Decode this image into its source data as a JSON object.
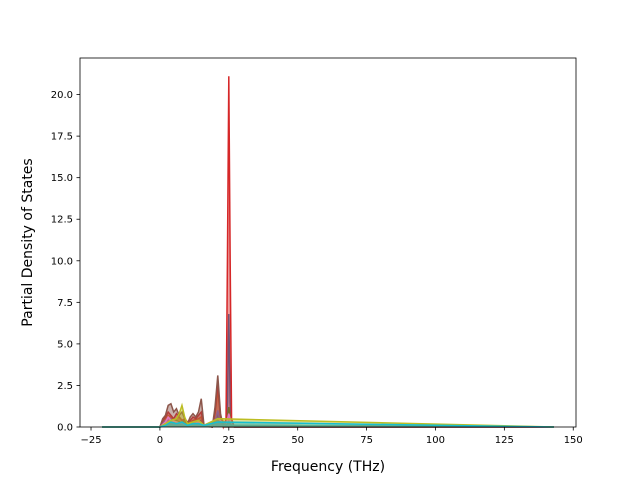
{
  "chart_data": {
    "type": "line",
    "xlabel": "Frequency (THz)",
    "ylabel": "Partial Density of States",
    "xlim": [
      -29,
      151
    ],
    "ylim": [
      0,
      22.2
    ],
    "xticks": [
      -25,
      0,
      25,
      50,
      75,
      100,
      125,
      150
    ],
    "yticks": [
      0.0,
      2.5,
      5.0,
      7.5,
      10.0,
      12.5,
      15.0,
      17.5,
      20.0
    ],
    "xtick_labels": [
      "−25",
      "0",
      "25",
      "50",
      "75",
      "100",
      "125",
      "150"
    ],
    "ytick_labels": [
      "0.0",
      "2.5",
      "5.0",
      "7.5",
      "10.0",
      "12.5",
      "15.0",
      "17.5",
      "20.0"
    ],
    "grid": false,
    "legend": "none",
    "series": [
      {
        "color": "#1f77b4",
        "x": [
          -21,
          0,
          1,
          2,
          3,
          4,
          5,
          6,
          7,
          8,
          9,
          10,
          11,
          12,
          13,
          14,
          15,
          16,
          19,
          20,
          21,
          22,
          23,
          24,
          24.5,
          25,
          25.5,
          26,
          27,
          143
        ],
        "y": [
          0,
          0,
          0.3,
          0.4,
          0.35,
          0.5,
          0.3,
          0.2,
          0.3,
          0.25,
          0.2,
          0.1,
          0.2,
          0.3,
          0.2,
          0.3,
          0.4,
          0.1,
          0,
          0.3,
          0.8,
          0.3,
          0,
          0.1,
          1.5,
          6.8,
          1.5,
          0.1,
          0,
          0
        ]
      },
      {
        "color": "#ff7f0e",
        "x": [
          -21,
          0,
          1,
          2,
          3,
          4,
          5,
          6,
          7,
          8,
          9,
          10,
          12,
          14,
          15,
          16,
          19,
          20,
          21,
          22,
          24,
          25,
          26,
          143
        ],
        "y": [
          0,
          0,
          0.2,
          0.5,
          0.7,
          0.6,
          0.4,
          0.5,
          0.6,
          0.4,
          0.3,
          0.2,
          0.4,
          0.5,
          0.6,
          0.1,
          0,
          0.8,
          2.2,
          0.6,
          0.1,
          0.6,
          0.1,
          0
        ]
      },
      {
        "color": "#2ca02c",
        "x": [
          -21,
          0,
          2,
          4,
          5,
          6,
          7,
          8,
          9,
          10,
          12,
          14,
          16,
          20,
          21,
          22,
          24,
          25,
          26,
          143
        ],
        "y": [
          0,
          0,
          0.2,
          0.3,
          0.2,
          0.4,
          0.3,
          0.2,
          0.5,
          0.1,
          0.2,
          0.3,
          0.1,
          0.2,
          0.6,
          0.2,
          0.1,
          1.2,
          0.1,
          0
        ]
      },
      {
        "color": "#d62728",
        "x": [
          -21,
          0,
          1,
          2,
          3,
          4,
          5,
          6,
          7,
          8,
          9,
          10,
          11,
          12,
          13,
          14,
          15,
          16,
          19,
          20,
          21,
          22,
          23,
          24,
          24.5,
          25,
          25.5,
          26,
          27,
          143
        ],
        "y": [
          0,
          0,
          0.4,
          0.6,
          0.9,
          0.7,
          0.5,
          0.8,
          0.6,
          0.4,
          0.5,
          0.3,
          0.4,
          0.6,
          0.5,
          0.7,
          0.9,
          0.1,
          0,
          0.9,
          2.6,
          0.6,
          0,
          0.5,
          10.0,
          21.1,
          10.0,
          0.5,
          0,
          0
        ]
      },
      {
        "color": "#9467bd",
        "x": [
          -21,
          0,
          1,
          2,
          3,
          4,
          5,
          6,
          8,
          10,
          12,
          14,
          16,
          20,
          21,
          22,
          24,
          25,
          26,
          143
        ],
        "y": [
          0,
          0,
          0.2,
          0.4,
          0.3,
          0.5,
          0.3,
          0.2,
          0.3,
          0.1,
          0.3,
          0.4,
          0.1,
          0.3,
          1.0,
          0.2,
          0.1,
          0.6,
          0.1,
          0
        ]
      },
      {
        "color": "#8c564b",
        "x": [
          -21,
          0,
          1,
          2,
          3,
          4,
          5,
          6,
          7,
          8,
          9,
          10,
          11,
          12,
          13,
          14,
          15,
          16,
          19,
          20,
          21,
          22,
          23,
          143
        ],
        "y": [
          0,
          0,
          0.5,
          0.7,
          1.3,
          1.4,
          0.9,
          1.1,
          0.7,
          0.9,
          0.5,
          0.2,
          0.6,
          0.8,
          0.6,
          0.9,
          1.7,
          0.1,
          0,
          1.2,
          3.1,
          0.8,
          0,
          0
        ]
      },
      {
        "color": "#e377c2",
        "x": [
          -21,
          0,
          2,
          3,
          4,
          6,
          8,
          10,
          12,
          14,
          16,
          21,
          24,
          25,
          26,
          143
        ],
        "y": [
          0,
          0,
          0.3,
          0.6,
          0.4,
          0.3,
          0.2,
          0.1,
          0.2,
          0.3,
          0.1,
          0.5,
          0.1,
          0.8,
          0.1,
          0
        ]
      },
      {
        "color": "#7f7f7f",
        "x": [
          -21,
          0,
          2,
          4,
          6,
          8,
          10,
          12,
          14,
          16,
          21,
          24,
          25,
          26,
          143
        ],
        "y": [
          0,
          0,
          0.2,
          0.3,
          0.2,
          0.3,
          0.1,
          0.2,
          0.2,
          0.1,
          0.4,
          0.1,
          0.3,
          0.1,
          0
        ]
      },
      {
        "color": "#bcbd22",
        "x": [
          -21,
          0,
          2,
          4,
          6,
          7,
          8,
          9,
          10,
          12,
          14,
          16,
          21,
          143
        ],
        "y": [
          0,
          0,
          0.2,
          0.4,
          0.5,
          0.8,
          1.3,
          0.6,
          0.2,
          0.3,
          0.4,
          0.1,
          0.5,
          0
        ]
      },
      {
        "color": "#17becf",
        "x": [
          -21,
          0,
          2,
          4,
          6,
          8,
          10,
          12,
          14,
          16,
          21,
          143
        ],
        "y": [
          0,
          0,
          0.1,
          0.3,
          0.2,
          0.3,
          0.1,
          0.2,
          0.2,
          0.1,
          0.3,
          0
        ]
      }
    ]
  }
}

= = = =

• Exercise goal: Figure out how many lines above include the string "color", then report that number and nothing else.

• Full solution: 10